◆ **PROMPT 1**: Reproduce the records word for word, from their first line through the line that contains "results-text: Данные эксперимента".
=-=-=-=-=
State of South Carolina, Newberry County,  31 January 1887

An inquisition indented and taken at Jesse Senn's in Newberry County on the 31st day of January AD 1887 before John N. Bass Coroner for said County upon viewing the body of George Diner of Newberry County, then and there being dead by the oaths of Jesse Senn, L. F. Longshore, Seth Williams, Karl Wagner, D. M. S. Boozer, G. F. Clamp, T. N. Boozer, J. G. Senn, Eff Boozer, Jake Stewart, Alford Abernathy, William Hammond, J. D. Boozer and Sam Dogin, being a lawful jury of inquest being charged and sworn to inquire for the State of South Carolina, when and by what means the said George Diner came to his death - upon their oath do say that. So these jurors upon their oaths aforesaid do say the aforesaid Bob Nance in manner and form aforesaid, then and there did feloniously did kill against the peace and dignity of the State aforesaid, George Diner.  John N. Bass, Coroner

Jesse Senn, L. F. Longshore, Seth Williams, K. A. Wagner, D. M. S. Boozer, G. F. Clamp, T. N. Boozer, J. G. Senn, Eff (X) Boozer, Jake  (X) Stewart, Alford  (X) Abernathy, William  (X) Hammond, J. D. Boozer, Sam  (X) Dogin             

EVIDENCE                                              

   Tilla Diner being duly sworn says: I live in Newberry County at Jesse Senn's. George Diner and myself were coming home yesterday about dark. When we got to the gate George Diner went to open the gate and Bob Nance shot him with a pistol. Bob Nance shot three times but hit George Diner twice. Bob Nance then ran. George Diner and Bob Nance had a difficulty last Sunday, a week ago. The difficulty was about playing cards. George talked some after he was shot. I am certain it was Bob Nance who shot him. They were about six feet apart.         

Tilla  (X) Diner      

   Jesse Senn being sworn says: I live on this place. I saw Bob Nance yesterday. He was standing by the gate. I talked with him. He did not say anything about George Diner. That was about fifteen minutes before the shooting.             Jesse Senn                                            

   Tom Kinard being duly sworn says: I was with Bob Nance yesterday about 1½ hours. George Diner was present. They had no difficulty then. Bob is considered a bad man. George Diner said after he was shot that he had been shot with John Brown's pistol.           Tom  (X) Kinard                   

   John Brown being duly sworn says: I know Bob Nance. I saw Bob Nance yesterday at Bill Pinson's just before sundown. Bill Pinson, Bob Waldrop, and myself came by Mr. Senn's. Bob Nance came to us and went home with me. Bob left my house about sundown. Bill Pinson left my house with Bob Nance.                 John (X) Brown

   J. R. Senn being duly sworn says: I saw Bob Nance yesterday. He was by himself when I saw him. It was late in the evening. I saw no one with him.  J. R. Senn                            

   Bob Waldrop being duly sworn says: I saw Bob Nance yesterday evening. He was at Bill Pinson's. I saw him again talking with Mr. Senn. I went with him from Mr. Senn's near to John Brown's house. I did not see him with a pistol.  Robert Waldrop                                                               

   Bill Pinson being duly sworn says: I know Bob Nance. I saw him last about sundown. He came with me from John Brown's about sundown. We parted at Mr. Senn's well. I went home and Bob went up the road.  I have seen Bob Nance's pistol. It is not a self-cocker. My pistol is a self-cocker.   Bill (X) Pinson

Dr. W. D. Senn being duly sworn says: That George Diner came to his death from the effects of a pistol shot; the ball entering near the navel - a little to the left of the medium line ranging towards the right and upwards. It was a death shot.       W. D. Senn MD

   J. S. Boozer being duly sworn says: I came over to see George Diner this morning. George said he thought the pistol he was shot with was the pistol offered to loan him when his wife was sick. I had heard the shots. I do not think a man could have had time to cock a pistol and shoot as fast as the last two shots were fired.    I think it was a self-cocker. J. S. Boozer                       

A copy of this case was furnished the Governor making double the number of words.
=-=-=-=-=
◆ **PROMPT 2**: Rewrite the coroner's inquest from "Tilla Diner being" to "six feet apart.", replacing "pistol" with "revolver".
=-=-=-=-=
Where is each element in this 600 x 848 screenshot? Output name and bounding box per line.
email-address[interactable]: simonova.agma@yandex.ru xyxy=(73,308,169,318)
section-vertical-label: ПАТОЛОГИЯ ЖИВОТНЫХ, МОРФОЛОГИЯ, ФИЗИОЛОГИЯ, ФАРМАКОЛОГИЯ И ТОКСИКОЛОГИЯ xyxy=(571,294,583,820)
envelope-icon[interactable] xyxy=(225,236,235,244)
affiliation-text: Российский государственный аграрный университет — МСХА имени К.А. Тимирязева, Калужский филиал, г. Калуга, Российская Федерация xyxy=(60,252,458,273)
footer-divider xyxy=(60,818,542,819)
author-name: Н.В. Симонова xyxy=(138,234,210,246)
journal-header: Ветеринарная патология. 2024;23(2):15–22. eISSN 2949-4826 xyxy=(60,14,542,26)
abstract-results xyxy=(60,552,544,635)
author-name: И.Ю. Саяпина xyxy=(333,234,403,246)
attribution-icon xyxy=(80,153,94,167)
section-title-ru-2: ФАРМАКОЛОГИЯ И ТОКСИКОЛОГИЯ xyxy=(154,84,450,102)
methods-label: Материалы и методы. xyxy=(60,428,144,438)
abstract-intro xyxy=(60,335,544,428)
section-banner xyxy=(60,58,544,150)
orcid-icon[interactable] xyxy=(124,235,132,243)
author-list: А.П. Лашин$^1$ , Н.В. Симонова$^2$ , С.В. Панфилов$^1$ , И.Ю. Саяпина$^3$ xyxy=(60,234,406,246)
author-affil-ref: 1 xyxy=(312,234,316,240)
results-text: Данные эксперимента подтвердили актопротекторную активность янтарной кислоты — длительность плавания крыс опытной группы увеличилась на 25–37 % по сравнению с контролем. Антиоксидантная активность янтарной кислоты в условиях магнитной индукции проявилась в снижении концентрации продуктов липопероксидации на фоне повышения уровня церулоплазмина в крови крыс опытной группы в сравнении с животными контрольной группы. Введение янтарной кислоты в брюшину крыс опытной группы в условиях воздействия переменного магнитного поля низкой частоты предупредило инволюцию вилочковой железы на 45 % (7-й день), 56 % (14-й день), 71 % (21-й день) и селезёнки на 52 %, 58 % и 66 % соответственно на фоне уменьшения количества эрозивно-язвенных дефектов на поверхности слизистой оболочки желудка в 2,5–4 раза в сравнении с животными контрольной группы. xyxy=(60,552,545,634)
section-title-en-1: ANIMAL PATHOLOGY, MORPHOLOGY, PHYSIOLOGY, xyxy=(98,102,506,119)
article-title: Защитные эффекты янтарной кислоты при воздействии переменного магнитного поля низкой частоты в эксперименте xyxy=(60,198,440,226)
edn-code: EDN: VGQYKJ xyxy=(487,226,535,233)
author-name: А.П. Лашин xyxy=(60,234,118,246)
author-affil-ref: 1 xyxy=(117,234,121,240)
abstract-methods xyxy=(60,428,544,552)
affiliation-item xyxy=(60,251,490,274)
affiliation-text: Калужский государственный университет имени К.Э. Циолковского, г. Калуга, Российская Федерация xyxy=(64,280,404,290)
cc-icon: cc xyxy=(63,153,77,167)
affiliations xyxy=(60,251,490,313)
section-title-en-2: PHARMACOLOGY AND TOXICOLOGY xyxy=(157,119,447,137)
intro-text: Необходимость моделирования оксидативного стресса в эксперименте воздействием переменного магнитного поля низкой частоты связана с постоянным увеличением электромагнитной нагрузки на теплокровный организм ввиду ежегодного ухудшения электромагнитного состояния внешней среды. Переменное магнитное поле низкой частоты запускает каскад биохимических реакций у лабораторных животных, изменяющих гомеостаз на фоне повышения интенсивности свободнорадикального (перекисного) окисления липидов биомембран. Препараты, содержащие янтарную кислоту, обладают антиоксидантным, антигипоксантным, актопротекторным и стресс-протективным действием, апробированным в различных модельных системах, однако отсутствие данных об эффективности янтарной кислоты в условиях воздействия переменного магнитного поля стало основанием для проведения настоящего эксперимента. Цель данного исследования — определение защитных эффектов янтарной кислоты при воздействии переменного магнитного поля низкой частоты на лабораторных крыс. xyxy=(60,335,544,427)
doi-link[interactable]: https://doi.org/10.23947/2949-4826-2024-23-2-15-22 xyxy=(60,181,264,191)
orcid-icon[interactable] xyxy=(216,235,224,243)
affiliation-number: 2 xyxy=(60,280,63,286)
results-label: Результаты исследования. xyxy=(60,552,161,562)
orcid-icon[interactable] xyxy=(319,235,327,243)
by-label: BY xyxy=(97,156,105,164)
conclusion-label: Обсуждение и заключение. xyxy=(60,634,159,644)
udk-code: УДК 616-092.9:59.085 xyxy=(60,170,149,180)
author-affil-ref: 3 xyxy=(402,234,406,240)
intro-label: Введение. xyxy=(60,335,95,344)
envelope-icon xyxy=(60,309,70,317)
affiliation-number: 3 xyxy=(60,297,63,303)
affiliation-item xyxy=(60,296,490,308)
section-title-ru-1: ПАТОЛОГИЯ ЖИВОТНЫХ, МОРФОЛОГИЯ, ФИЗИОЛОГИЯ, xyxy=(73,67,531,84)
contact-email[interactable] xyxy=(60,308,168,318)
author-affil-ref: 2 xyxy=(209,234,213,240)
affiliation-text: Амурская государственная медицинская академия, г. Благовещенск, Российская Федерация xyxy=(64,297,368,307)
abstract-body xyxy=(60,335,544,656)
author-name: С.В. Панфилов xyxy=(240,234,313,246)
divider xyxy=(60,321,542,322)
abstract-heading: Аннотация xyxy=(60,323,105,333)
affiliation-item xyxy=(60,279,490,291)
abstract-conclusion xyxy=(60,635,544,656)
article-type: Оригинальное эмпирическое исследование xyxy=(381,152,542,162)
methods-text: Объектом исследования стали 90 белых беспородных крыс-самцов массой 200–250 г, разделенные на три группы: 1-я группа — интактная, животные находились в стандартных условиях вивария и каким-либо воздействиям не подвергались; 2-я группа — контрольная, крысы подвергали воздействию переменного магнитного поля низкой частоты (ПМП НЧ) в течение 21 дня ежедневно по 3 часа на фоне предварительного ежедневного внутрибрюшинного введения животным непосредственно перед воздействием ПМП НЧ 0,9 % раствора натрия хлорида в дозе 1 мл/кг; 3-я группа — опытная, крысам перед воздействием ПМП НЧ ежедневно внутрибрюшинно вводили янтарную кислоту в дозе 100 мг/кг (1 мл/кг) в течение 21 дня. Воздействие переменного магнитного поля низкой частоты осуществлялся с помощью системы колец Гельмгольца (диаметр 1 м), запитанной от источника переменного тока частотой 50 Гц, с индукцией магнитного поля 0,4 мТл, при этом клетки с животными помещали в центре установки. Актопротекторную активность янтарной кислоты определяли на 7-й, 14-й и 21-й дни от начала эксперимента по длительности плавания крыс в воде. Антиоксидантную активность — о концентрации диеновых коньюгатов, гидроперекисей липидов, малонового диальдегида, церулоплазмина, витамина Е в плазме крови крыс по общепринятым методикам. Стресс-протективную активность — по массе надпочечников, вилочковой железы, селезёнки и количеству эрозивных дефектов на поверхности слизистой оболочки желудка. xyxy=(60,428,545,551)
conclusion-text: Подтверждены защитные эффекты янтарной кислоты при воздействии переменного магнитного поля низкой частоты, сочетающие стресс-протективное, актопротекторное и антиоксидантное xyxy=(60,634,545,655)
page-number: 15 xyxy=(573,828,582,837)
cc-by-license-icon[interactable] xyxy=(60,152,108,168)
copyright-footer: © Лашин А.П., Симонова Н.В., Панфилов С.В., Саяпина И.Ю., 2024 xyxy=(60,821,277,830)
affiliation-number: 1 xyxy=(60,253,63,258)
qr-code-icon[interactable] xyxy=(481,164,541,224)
=-=-=-=-=
◆ **FULL ANSWER 1**:
Where is each element in this 600 x 848 screenshot? Output name and bounding box per line.
email-address[interactable]: simonova.agma@yandex.ru xyxy=(73,308,169,318)
section-vertical-label: ПАТОЛОГИЯ ЖИВОТНЫХ, МОРФОЛОГИЯ, ФИЗИОЛОГИЯ, ФАРМАКОЛОГИЯ И ТОКСИКОЛОГИЯ xyxy=(571,294,583,820)
envelope-icon[interactable] xyxy=(225,236,235,244)
affiliation-text: Российский государственный аграрный университет — МСХА имени К.А. Тимирязева, Калужский филиал, г. Калуга, Российская Федерация xyxy=(60,252,458,273)
footer-divider xyxy=(60,818,542,819)
author-name: Н.В. Симонова xyxy=(138,234,210,246)
journal-header: Ветеринарная патология. 2024;23(2):15–22. eISSN 2949-4826 xyxy=(60,14,542,26)
abstract-results xyxy=(60,552,544,635)
author-name: И.Ю. Саяпина xyxy=(333,234,403,246)
attribution-icon xyxy=(80,153,94,167)
section-title-ru-2: ФАРМАКОЛОГИЯ И ТОКСИКОЛОГИЯ xyxy=(154,84,450,102)
methods-label: Материалы и методы. xyxy=(60,428,144,438)
abstract-intro xyxy=(60,335,544,428)
section-banner xyxy=(60,58,544,150)
orcid-icon[interactable] xyxy=(124,235,132,243)
author-list: А.П. Лашин$^1$ , Н.В. Симонова$^2$ , С.В. Панфилов$^1$ , И.Ю. Саяпина$^3$ xyxy=(60,234,406,246)
author-affil-ref: 1 xyxy=(312,234,316,240)
results-text: Данные эксперимента подтвердили актопротекторную активность янтарной кислоты — длительность плавания крыс опытной группы увеличилась на 25–37 % по сравнению с контролем. Антиоксидантная активность янтарной кислоты в условиях магнитной индукции проявилась в снижении концентрации продуктов липопероксидации на фоне повышения уровня церулоплазмина в крови крыс опытной группы в сравнении с животными контрольной группы. Введение янтарной кислоты в брюшину крыс опытной группы в условиях воздействия переменного магнитного поля низкой частоты предупредило инволюцию вилочковой железы на 45 % (7-й день), 56 % (14-й день), 71 % (21-й день) и селезёнки на 52 %, 58 % и 66 % соответственно на фоне уменьшения количества эрозивно-язвенных дефектов на поверхности слизистой оболочки желудка в 2,5–4 раза в сравнении с животными контрольной группы. xyxy=(60,552,545,634)

◆ **FULL ANSWER 2**:
Tilla Diner being duly sworn says: I live in Newberry County at Jesse Senn's. George Diner and myself were coming home yesterday about dark. When we got to the gate George Diner went to open the gate and Bob Nance shot him with a revolver. Bob Nance shot three times but hit George Diner twice. Bob Nance then ran. George Diner and Bob Nance had a difficulty last Sunday, a week ago. The difficulty was about playing cards. George talked some after he was shot. I am certain it was Bob Nance who shot him. They were about six feet apart.